Filter the data for lines with the word "name", then copy every line so identified.

Exercise data:
○ ○ ○ ○ ○

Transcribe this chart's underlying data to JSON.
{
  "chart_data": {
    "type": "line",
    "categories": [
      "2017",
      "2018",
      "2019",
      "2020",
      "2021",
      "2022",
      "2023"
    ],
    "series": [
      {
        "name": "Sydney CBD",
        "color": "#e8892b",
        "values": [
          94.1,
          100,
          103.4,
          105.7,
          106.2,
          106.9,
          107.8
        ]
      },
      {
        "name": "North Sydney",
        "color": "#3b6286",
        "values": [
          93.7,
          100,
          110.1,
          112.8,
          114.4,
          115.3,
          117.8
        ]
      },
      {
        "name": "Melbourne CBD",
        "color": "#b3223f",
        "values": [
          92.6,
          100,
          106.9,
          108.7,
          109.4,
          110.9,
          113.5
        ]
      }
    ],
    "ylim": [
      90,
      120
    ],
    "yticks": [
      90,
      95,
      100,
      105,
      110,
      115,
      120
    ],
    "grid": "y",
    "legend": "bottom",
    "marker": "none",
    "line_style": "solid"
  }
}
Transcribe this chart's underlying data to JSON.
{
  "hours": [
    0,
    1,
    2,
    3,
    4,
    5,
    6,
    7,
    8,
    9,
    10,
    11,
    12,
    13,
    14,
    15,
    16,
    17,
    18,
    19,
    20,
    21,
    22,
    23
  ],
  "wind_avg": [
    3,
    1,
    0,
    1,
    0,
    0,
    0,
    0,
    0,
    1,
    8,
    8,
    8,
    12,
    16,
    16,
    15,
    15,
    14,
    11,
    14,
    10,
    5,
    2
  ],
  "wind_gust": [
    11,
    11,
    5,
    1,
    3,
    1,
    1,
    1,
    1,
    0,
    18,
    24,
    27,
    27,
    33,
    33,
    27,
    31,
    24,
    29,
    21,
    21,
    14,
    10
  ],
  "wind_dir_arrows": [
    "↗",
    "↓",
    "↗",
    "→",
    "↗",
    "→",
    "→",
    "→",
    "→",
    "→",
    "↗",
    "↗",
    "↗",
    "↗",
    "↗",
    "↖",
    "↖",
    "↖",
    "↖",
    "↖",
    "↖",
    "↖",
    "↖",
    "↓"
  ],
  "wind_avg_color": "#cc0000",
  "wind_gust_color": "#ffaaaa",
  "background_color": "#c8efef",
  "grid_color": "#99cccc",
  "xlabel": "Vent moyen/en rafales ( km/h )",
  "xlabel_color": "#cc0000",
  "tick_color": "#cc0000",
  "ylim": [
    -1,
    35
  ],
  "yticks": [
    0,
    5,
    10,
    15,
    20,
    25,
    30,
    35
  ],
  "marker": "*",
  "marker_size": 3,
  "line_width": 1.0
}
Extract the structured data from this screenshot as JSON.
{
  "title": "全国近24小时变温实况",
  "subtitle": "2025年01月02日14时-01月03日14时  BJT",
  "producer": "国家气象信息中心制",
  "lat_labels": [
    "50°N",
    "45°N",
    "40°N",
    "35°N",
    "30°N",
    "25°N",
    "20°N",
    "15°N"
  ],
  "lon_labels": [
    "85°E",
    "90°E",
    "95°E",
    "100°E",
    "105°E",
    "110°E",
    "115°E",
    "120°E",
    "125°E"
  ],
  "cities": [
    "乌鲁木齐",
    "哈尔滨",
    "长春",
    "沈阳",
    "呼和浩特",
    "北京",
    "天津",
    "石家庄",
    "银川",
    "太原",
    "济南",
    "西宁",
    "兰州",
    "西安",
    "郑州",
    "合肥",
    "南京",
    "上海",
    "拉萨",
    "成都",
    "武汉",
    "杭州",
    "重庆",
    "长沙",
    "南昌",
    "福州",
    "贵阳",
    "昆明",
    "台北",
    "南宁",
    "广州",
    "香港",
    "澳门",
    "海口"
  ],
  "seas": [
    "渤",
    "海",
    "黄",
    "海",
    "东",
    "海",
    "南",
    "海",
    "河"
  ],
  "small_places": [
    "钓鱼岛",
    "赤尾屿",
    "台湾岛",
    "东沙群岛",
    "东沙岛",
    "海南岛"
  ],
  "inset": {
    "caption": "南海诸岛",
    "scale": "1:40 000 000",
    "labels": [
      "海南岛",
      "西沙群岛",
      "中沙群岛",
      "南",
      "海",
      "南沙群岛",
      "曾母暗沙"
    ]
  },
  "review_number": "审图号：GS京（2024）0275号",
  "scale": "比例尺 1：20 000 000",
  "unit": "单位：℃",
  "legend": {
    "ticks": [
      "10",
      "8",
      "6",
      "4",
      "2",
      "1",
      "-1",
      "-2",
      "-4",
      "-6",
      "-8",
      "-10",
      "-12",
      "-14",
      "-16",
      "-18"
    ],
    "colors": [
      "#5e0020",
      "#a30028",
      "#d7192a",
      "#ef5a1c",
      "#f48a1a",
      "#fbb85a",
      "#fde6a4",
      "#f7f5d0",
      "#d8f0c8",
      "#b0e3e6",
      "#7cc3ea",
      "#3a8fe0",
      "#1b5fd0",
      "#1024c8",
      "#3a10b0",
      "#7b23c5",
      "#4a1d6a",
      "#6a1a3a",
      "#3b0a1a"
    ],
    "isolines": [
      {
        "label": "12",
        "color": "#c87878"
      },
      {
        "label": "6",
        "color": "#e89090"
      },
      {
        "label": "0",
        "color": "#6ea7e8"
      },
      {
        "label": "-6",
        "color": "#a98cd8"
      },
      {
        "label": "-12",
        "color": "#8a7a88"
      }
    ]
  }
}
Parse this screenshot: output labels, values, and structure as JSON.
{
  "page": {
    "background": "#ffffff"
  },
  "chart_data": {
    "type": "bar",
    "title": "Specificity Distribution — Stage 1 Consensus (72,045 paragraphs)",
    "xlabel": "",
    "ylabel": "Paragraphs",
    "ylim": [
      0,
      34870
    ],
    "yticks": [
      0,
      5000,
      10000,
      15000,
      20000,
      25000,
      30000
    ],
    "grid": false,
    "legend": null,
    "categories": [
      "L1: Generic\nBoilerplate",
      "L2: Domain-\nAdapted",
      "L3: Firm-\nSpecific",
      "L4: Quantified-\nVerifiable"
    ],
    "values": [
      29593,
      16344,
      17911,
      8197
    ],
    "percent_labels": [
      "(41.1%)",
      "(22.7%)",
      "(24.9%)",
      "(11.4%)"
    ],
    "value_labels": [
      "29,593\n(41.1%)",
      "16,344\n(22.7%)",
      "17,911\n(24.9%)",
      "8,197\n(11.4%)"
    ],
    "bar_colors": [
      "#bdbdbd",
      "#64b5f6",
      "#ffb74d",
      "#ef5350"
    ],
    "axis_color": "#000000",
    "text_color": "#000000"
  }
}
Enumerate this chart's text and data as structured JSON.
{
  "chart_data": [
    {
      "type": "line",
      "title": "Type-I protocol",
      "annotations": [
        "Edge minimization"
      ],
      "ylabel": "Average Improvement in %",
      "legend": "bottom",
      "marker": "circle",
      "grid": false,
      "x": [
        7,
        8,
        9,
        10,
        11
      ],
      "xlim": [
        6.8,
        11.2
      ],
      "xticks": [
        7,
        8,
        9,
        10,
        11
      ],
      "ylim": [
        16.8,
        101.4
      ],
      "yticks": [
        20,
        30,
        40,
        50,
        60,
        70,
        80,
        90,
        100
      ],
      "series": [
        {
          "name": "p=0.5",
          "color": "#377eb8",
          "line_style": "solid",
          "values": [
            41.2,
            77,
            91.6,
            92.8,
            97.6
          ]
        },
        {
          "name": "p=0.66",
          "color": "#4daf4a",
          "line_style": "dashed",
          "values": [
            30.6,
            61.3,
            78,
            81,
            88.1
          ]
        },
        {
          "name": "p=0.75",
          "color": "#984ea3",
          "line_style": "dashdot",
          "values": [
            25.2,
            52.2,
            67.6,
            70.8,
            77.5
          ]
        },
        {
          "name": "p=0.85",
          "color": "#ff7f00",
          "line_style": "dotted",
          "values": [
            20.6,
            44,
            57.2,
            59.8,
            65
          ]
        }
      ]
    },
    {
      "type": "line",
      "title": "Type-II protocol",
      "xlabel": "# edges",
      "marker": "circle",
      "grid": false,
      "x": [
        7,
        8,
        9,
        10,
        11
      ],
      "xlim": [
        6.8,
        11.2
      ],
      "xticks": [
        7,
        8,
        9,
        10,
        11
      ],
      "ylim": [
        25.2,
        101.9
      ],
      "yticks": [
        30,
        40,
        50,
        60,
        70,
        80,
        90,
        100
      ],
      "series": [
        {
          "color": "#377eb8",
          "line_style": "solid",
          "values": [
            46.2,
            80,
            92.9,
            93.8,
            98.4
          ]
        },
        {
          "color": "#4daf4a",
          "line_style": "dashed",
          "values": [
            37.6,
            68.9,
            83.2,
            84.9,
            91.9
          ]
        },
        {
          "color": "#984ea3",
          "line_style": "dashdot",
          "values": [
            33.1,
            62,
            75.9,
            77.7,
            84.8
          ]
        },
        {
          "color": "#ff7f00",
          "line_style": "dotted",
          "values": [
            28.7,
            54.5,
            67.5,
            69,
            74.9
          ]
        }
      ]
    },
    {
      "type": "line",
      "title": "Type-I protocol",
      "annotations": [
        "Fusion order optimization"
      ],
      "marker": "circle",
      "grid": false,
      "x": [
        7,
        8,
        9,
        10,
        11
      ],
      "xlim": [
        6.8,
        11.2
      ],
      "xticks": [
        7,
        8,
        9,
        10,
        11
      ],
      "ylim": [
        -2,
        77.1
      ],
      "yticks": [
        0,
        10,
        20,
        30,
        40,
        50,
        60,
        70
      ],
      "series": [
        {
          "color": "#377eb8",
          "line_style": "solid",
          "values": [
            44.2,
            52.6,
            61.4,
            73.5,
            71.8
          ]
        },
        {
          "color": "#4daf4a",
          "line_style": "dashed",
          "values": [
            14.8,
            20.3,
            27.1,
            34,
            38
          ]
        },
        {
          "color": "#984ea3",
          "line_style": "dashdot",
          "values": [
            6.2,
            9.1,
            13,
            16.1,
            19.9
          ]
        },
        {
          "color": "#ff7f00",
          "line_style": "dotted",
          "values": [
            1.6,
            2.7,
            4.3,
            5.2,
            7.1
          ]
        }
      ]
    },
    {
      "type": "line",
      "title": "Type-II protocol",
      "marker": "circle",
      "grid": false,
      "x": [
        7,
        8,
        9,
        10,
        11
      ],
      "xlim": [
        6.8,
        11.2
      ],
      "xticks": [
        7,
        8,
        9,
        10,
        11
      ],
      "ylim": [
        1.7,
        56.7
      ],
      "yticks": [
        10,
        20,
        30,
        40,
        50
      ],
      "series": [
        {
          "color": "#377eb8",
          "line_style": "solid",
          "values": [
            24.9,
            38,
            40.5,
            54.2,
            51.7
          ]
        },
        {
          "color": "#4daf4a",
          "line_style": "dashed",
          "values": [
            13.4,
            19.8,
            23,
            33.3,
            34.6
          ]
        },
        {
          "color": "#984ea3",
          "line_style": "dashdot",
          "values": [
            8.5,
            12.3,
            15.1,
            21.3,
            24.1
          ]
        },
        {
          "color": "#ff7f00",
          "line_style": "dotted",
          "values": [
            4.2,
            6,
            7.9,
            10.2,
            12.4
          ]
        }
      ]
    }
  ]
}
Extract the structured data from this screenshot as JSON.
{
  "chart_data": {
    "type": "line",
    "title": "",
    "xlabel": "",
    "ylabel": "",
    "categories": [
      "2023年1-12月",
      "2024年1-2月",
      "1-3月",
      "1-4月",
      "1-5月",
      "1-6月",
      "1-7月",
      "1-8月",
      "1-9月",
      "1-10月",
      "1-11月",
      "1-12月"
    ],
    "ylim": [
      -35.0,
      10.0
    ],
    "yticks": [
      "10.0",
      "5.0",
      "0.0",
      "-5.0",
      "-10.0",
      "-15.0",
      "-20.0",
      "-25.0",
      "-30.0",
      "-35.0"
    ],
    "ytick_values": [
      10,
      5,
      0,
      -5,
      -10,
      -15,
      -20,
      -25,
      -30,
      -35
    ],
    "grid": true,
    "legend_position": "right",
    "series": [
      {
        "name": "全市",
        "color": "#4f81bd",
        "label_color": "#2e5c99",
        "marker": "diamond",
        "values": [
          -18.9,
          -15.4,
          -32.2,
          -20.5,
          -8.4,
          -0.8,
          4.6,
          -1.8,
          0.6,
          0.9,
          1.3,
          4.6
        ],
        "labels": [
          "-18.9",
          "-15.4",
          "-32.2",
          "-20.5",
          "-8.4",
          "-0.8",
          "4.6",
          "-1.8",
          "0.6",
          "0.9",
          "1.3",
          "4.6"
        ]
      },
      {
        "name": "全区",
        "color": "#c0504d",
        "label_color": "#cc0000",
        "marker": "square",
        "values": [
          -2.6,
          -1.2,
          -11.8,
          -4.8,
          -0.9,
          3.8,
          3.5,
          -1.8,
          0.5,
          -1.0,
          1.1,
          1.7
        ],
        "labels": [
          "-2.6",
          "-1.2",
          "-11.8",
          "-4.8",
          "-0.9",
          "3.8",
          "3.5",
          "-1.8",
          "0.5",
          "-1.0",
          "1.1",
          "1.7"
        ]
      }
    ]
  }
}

○ ○ ○ ○ ○

Expected output:
        "name": "Sydney CBD",
        "name": "North Sydney",
        "name": "Melbourne CBD",
          "name": "p=0.5",
          "name": "p=0.66",
          "name": "p=0.75",
          "name": "p=0.85",
        "name": "全市",
        "name": "全区",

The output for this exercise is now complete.